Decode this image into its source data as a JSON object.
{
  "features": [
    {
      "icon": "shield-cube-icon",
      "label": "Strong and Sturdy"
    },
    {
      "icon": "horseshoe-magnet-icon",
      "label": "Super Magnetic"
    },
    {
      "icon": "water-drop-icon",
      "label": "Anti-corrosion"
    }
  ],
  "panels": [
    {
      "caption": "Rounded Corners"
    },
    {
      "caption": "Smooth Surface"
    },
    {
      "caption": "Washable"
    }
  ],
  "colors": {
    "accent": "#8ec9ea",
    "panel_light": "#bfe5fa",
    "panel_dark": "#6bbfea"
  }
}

◆ ◆ ◆ ◆ ◆ ◆ ◆

**TASK REQUIREMENTS:** All of the entries above need to be reproduced exactly.

**COMPLETED EXERCISE:**
Decode this image into its source data as a JSON object.
{
  "features": [
    {
      "icon": "shield-cube-icon",
      "label": "Strong and Sturdy"
    },
    {
      "icon": "horseshoe-magnet-icon",
      "label": "Super Magnetic"
    },
    {
      "icon": "water-drop-icon",
      "label": "Anti-corrosion"
    }
  ],
  "panels": [
    {
      "caption": "Rounded Corners"
    },
    {
      "caption": "Smooth Surface"
    },
    {
      "caption": "Washable"
    }
  ],
  "colors": {
    "accent": "#8ec9ea",
    "panel_light": "#bfe5fa",
    "panel_dark": "#6bbfea"
  }
}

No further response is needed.